TASK:
Scan the lines below for the string "Decline" and report how many lines contain it, giving only the number.
* * * * * * *
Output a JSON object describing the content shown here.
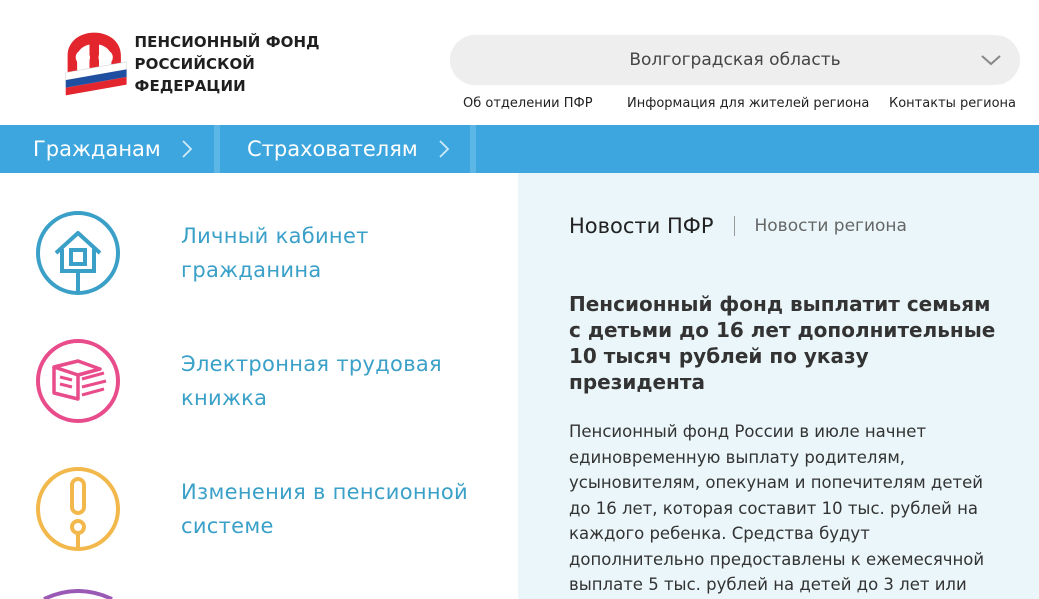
{
  "header": {
    "logo_line1": "ПЕНСИОННЫЙ ФОНД",
    "logo_line2": "РОССИЙСКОЙ ФЕДЕРАЦИИ",
    "region": "Волгоградская область",
    "links": [
      "Об отделении  ПФР",
      "Информация для жителей региона",
      "Контакты региона"
    ]
  },
  "nav": {
    "items": [
      "Гражданам",
      "Страхователям"
    ]
  },
  "services": [
    {
      "label_line1": "Личный кабинет",
      "label_line2": "гражданина",
      "icon": "house-icon",
      "color": "#3aa0c8"
    },
    {
      "label_line1": "Электронная трудовая",
      "label_line2": "книжка",
      "icon": "book-icon",
      "color": "#e84c8b"
    },
    {
      "label_line1": "Изменения в пенсионной",
      "label_line2": "системе",
      "icon": "exclamation-icon",
      "color": "#f2b84b"
    }
  ],
  "news": {
    "tab_active": "Новости ПФР",
    "tab_inactive": "Новости региона",
    "title": "Пенсионный фонд выплатит семьям с детьми до 16 лет дополнительные 10 тысяч рублей по указу президента",
    "body": "Пенсионный фонд России в июле начнет единовременную выплату родителям, усыновителям, опекунам и попечителям детей до 16 лет, которая составит 10 тыс. рублей на каждого ребенка. Средства будут дополнительно предоставлены к ежемесячной выплате 5 тыс. рублей на детей до 3 лет или"
  },
  "colors": {
    "nav_bg": "#3ea6de",
    "accent_text": "#3aa0c8",
    "news_bg": "#eaf6f9",
    "logo_red": "#e3262d",
    "logo_blue": "#1e4fa0"
  }
}
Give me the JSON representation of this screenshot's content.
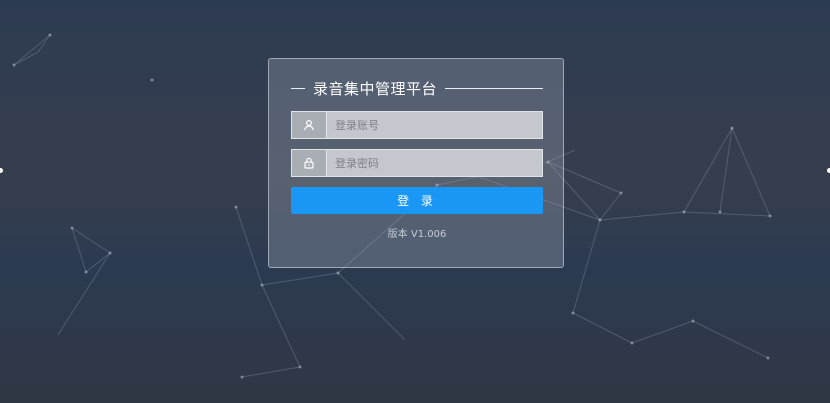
{
  "login": {
    "title": "录音集中管理平台",
    "username_placeholder": "登录账号",
    "password_placeholder": "登录密码",
    "login_label": "登 录",
    "version": "版本 V1.006"
  },
  "icons": {
    "username": "user-icon",
    "password": "lock-icon"
  },
  "colors": {
    "accent": "#1a97f5",
    "background": "#2f3a4d"
  }
}
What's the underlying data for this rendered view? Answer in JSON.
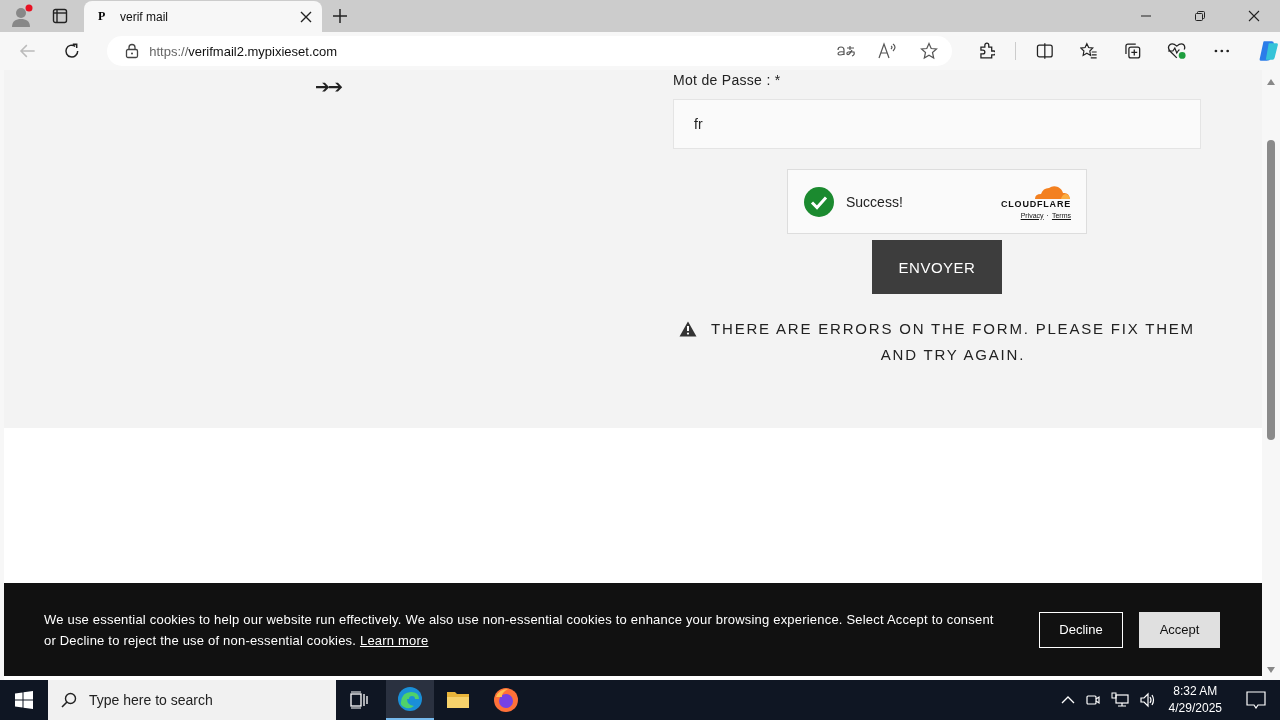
{
  "browser": {
    "tab": {
      "favicon": "P",
      "title": "verif mail"
    },
    "url": {
      "scheme": "https://",
      "host": "verifmail2.mypixieset.com"
    }
  },
  "page": {
    "arrows": "➔➔",
    "form": {
      "password_label": "Mot de Passe : *",
      "password_value": "fr",
      "captcha": {
        "status": "Success!",
        "brand": "CLOUDFLARE",
        "links": [
          "Privacy",
          "Terms"
        ],
        "separator": "·"
      },
      "submit": "ENVOYER",
      "error": "THERE ARE ERRORS ON THE FORM. PLEASE FIX THEM AND TRY AGAIN."
    }
  },
  "cookie_banner": {
    "text": "We use essential cookies to help our website run effectively. We also use non-essential cookies to enhance your browsing experience. Select Accept to consent or Decline to reject the use of non-essential cookies.",
    "link": "Learn more",
    "buttons": [
      "Decline",
      "Accept"
    ]
  },
  "taskbar": {
    "search_placeholder": "Type here to search",
    "time": "8:32 AM",
    "date": "4/29/2025"
  }
}
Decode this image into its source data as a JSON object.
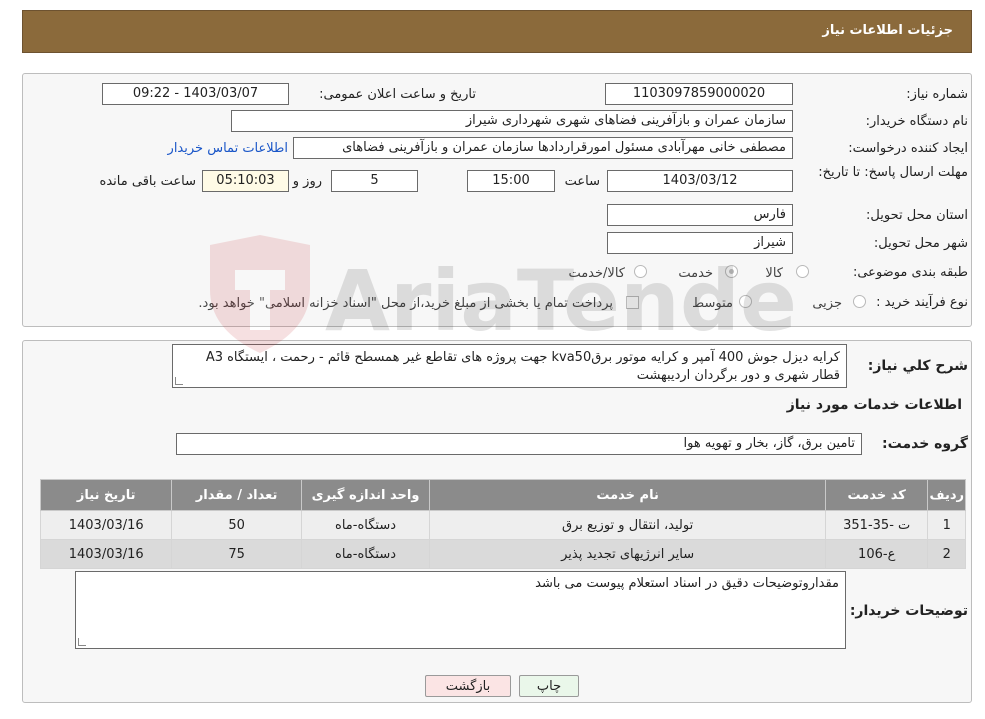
* * * * * * *
TASK SOLUTION:
2